WORK TO DO - Filter the records below down to lines containing "caption".

* * * * * * *

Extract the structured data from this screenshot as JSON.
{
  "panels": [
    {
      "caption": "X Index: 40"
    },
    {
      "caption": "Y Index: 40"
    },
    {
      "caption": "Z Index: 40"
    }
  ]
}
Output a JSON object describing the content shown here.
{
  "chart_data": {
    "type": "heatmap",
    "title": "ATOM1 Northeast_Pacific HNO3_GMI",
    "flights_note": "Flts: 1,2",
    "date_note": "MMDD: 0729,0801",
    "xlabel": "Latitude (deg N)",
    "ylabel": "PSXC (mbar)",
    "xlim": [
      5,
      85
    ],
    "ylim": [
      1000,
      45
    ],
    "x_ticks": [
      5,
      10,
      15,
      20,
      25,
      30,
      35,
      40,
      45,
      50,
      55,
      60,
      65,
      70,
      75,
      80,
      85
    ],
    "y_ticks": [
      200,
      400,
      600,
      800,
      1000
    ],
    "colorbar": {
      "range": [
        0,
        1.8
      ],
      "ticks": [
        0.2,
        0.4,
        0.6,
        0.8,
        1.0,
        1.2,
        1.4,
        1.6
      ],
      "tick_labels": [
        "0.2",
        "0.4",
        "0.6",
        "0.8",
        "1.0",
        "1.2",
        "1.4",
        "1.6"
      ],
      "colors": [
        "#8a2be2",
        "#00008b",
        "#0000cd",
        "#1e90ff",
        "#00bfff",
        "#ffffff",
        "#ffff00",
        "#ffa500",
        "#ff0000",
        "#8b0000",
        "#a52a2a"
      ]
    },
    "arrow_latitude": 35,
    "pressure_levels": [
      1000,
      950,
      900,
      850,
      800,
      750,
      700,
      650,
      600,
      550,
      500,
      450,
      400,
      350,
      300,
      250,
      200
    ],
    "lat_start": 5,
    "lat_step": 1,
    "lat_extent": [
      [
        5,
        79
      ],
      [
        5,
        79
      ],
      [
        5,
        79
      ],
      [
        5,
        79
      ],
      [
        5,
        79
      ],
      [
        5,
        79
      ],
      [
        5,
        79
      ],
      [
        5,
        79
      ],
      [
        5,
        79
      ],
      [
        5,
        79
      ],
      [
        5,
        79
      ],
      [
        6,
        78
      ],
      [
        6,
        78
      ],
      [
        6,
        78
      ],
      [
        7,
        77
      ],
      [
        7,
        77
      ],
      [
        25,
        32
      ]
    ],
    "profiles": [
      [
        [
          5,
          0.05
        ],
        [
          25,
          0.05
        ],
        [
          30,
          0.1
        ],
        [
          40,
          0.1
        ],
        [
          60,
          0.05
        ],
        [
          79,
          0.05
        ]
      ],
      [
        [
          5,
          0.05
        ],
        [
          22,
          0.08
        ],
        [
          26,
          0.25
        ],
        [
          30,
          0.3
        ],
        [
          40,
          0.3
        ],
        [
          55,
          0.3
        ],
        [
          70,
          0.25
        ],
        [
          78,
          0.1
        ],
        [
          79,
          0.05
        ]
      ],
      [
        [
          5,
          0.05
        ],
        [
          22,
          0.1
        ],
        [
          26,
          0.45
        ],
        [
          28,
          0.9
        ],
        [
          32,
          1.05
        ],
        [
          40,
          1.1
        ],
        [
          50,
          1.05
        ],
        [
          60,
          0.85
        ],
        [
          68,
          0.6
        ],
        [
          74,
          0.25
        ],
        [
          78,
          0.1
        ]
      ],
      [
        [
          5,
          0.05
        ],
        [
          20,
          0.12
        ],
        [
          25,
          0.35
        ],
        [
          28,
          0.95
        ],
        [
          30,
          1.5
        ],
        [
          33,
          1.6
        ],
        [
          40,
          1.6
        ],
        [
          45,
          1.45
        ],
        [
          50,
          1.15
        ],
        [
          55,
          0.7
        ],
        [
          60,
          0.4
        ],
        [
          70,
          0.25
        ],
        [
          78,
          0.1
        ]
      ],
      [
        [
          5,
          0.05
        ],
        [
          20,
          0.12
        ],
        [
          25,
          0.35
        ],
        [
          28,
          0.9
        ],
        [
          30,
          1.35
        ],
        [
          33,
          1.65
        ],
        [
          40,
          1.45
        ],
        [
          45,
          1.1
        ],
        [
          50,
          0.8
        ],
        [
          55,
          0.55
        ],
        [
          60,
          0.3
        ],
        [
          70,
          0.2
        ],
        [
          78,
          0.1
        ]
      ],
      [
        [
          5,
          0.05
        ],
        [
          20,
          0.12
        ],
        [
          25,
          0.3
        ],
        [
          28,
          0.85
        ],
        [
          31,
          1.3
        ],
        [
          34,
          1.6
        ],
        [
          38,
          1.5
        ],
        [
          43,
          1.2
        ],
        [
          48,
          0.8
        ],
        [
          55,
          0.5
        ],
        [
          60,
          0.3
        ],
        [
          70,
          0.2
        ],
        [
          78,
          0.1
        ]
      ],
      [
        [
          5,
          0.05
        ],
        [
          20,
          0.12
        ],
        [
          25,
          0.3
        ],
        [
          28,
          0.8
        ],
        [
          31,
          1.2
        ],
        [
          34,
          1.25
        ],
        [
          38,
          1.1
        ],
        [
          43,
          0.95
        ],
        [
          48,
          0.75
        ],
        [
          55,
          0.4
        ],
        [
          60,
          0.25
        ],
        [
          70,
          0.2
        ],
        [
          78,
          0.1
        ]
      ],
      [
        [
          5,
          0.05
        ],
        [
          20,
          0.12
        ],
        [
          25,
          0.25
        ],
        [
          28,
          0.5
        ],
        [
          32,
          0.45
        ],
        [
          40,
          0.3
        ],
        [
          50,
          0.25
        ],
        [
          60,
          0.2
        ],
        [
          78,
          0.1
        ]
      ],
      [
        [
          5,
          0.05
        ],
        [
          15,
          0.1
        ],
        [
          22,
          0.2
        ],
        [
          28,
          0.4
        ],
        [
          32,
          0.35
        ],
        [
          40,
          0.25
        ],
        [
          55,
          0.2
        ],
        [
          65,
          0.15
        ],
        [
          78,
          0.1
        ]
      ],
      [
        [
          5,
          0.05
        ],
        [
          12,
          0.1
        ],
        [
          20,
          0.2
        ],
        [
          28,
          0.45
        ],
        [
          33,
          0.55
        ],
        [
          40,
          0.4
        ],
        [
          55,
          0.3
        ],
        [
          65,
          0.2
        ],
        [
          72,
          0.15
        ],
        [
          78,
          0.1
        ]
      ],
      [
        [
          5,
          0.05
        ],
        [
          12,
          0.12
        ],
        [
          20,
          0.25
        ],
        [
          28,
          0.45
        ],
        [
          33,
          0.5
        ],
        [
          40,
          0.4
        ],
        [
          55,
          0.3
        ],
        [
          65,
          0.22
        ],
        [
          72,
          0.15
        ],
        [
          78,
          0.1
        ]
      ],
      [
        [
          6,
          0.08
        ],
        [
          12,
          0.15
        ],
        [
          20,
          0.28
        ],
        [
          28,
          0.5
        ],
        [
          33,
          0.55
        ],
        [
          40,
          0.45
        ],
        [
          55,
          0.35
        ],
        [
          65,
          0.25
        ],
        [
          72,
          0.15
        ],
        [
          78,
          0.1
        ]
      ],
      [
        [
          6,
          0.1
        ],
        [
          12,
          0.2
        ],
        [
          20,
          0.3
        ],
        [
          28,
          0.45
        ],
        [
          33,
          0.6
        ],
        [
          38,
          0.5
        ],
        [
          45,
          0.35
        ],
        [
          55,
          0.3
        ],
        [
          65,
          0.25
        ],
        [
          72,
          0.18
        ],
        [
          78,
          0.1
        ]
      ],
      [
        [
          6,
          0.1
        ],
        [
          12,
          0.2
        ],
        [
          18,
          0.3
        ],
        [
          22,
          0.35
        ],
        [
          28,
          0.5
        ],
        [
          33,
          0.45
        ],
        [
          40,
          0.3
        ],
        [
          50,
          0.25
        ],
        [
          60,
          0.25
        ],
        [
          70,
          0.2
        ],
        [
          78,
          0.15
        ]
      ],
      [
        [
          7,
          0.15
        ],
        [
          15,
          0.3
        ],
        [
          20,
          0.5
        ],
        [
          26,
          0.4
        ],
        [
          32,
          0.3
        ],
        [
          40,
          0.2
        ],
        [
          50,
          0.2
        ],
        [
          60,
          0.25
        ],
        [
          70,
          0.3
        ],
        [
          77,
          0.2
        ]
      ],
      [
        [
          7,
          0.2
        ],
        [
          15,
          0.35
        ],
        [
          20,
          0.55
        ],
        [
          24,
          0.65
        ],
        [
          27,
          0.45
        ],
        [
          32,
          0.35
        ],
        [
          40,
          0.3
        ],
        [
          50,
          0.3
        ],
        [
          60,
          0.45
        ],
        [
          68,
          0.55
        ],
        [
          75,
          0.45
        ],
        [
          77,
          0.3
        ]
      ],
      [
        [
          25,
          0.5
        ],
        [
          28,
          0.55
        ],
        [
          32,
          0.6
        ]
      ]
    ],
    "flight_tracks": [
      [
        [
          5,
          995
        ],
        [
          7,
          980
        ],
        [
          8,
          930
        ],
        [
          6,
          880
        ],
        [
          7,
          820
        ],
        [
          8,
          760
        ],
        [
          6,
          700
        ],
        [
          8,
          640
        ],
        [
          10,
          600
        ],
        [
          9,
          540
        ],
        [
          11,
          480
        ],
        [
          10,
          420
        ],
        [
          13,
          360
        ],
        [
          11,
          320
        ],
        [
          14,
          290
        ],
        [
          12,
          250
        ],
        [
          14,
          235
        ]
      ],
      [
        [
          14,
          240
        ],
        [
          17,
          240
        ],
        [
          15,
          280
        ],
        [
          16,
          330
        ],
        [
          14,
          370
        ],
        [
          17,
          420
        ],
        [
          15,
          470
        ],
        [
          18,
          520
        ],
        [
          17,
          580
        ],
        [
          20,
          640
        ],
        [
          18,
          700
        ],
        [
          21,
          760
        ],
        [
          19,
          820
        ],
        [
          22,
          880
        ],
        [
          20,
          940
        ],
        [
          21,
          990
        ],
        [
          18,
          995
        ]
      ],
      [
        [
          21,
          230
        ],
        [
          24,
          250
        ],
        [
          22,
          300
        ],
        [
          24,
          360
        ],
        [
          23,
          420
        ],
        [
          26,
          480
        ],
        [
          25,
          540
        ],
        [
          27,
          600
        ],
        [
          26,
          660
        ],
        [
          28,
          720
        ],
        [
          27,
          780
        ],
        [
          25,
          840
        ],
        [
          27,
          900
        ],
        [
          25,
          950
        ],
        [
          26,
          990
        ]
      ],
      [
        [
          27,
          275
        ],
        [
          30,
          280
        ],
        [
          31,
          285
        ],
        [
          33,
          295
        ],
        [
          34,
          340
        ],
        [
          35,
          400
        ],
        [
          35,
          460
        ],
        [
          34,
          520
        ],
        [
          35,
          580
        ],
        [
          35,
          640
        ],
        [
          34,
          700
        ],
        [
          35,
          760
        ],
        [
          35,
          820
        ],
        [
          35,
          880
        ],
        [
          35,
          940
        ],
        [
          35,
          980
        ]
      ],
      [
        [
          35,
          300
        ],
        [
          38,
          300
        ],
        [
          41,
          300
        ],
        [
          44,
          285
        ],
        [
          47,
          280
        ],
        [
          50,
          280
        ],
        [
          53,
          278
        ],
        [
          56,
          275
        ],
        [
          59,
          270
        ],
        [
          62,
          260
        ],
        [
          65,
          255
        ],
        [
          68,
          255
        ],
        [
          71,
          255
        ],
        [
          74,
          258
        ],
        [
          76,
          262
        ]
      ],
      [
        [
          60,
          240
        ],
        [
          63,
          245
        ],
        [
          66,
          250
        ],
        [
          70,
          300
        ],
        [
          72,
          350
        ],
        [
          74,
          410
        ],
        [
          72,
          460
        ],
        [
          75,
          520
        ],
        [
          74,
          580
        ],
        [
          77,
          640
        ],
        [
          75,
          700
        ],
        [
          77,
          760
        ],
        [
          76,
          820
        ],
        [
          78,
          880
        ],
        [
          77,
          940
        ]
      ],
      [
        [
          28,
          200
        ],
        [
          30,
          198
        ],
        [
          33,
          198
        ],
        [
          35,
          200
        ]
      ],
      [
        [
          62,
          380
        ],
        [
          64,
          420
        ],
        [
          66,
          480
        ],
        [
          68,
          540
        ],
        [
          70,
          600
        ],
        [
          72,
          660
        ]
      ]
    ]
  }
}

* * * * * * *

CORRECT RESPONSE -
      "caption": "X Index: 40"
      "caption": "Y Index: 40"
      "caption": "Z Index: 40"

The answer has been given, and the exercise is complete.